» Belge Alıntısı
• • •
Emniyet Genel Müdürlüğü (EGM), Gezi parkı eylemleri sırasında gaz kapsülü nedeniyle gözünü kaybeden kişiler için inceleme başlattı. Sorumluların ortaya çıkarılması için gözünü kaybettiği iddia edilenlere ulaşmaya çalışan polis 3 kişiyi tespit etti. Ardından bu sayıyı 12 olarak açıklayan Türk Tabipler Birliği’ne (TBB) diğer 9 kişinin kim olduğunu sordu.
SORUMLULAR BULUNSUN
TTB’ye gönderilen yazıda “Yapmış olduğumuz çalışmalar sonucunda maalesef 3 kişinin gözünü kaybettiği belirlenmiştir. Polisin müdahalesi sırasında gözünü kaybettiğini iddia ettiğiniz 9 kişiye ise gerek teşkilatımız gerek ilgili kurumlar nezdinde yaptığımız araştırmalarda ulaşamadık” denildi. Emniyet, yazısının son cümlesinde sorumluların bulunması ve kamuoyunun doğru bilgilendirilmesi için işbirliği talep etti.
SADECE SAYI BİLGİSİ VAR
TTB’nin Emniyet’e gönderdiği Dr. Beyazıt İlhan imzalı cevap yazısında ilginç ifadeler yer aldı. TBB yetkilileri yaşanan olaylarda İstanbul’da 6, Ankara’da 4 ve Antalya’da da 1 kişinin gözünden yaralandığını belirtti. Ancak bu kişilerin kimlik bilgilerine yazıda yer verilmedi. TTB yazısında “Birliğimize hekimler ve Tabip Odaları tarafından iletilen sağlık bilgileri, büyük oranda kişisel bilgilerden arındırılmış olan anonim bilgilerdir” ifadeleri kullanıldı.
• • •
» Sağlanan Veriler
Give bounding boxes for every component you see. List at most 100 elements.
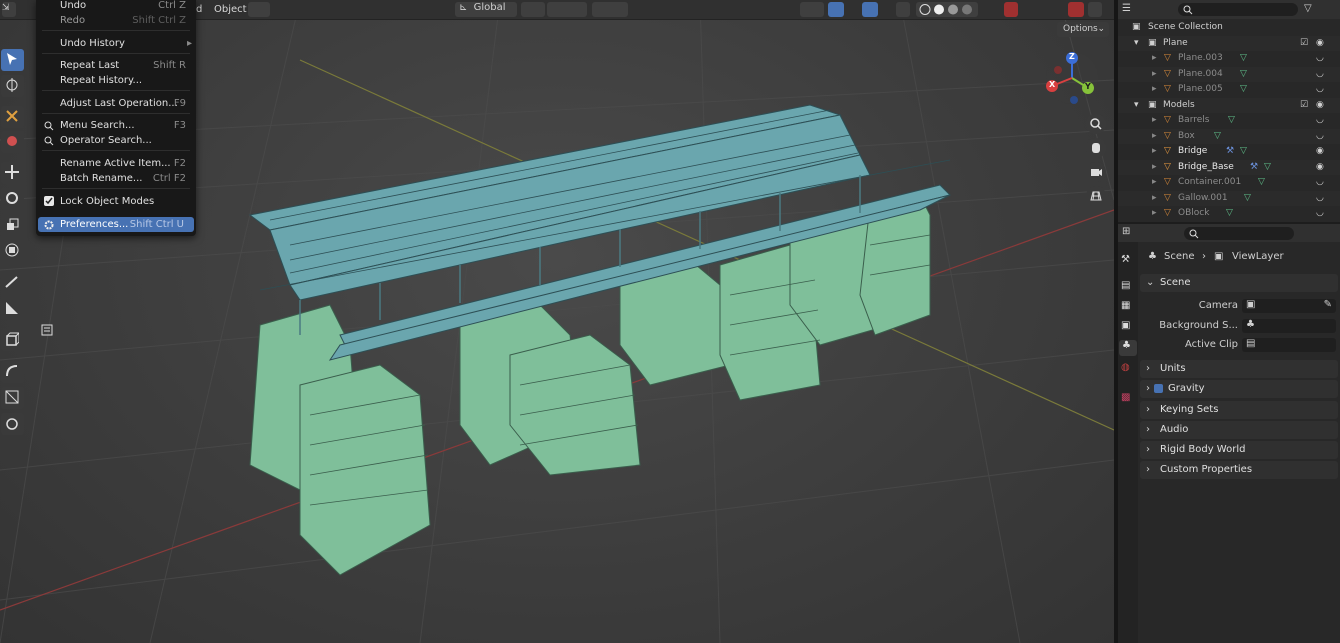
• • •
» Yazılı Soru
Gezi parkı eylemleriyle ilgili metne göre şu soruları yanıtlayınız:
1. Polis, gözünü kaybettiği iddia edilenlere ulaşmaya çalışırken kaç kişiyi tespit etmiştir?
2. Emniyet'e gönderilen cevap yazısı kimin imzasını taşımaktadır?
3. Cevap yazısına göre Ankara'da kaç kişi gözünden yaralanmıştır?
Veriler bu çalışmada herhangi bir rol oynamamaktadır.

» Çözümlü Yanıt
1. 3 kişi.
2. Dr. Beyazıt İlhan.
3. 4 kişi.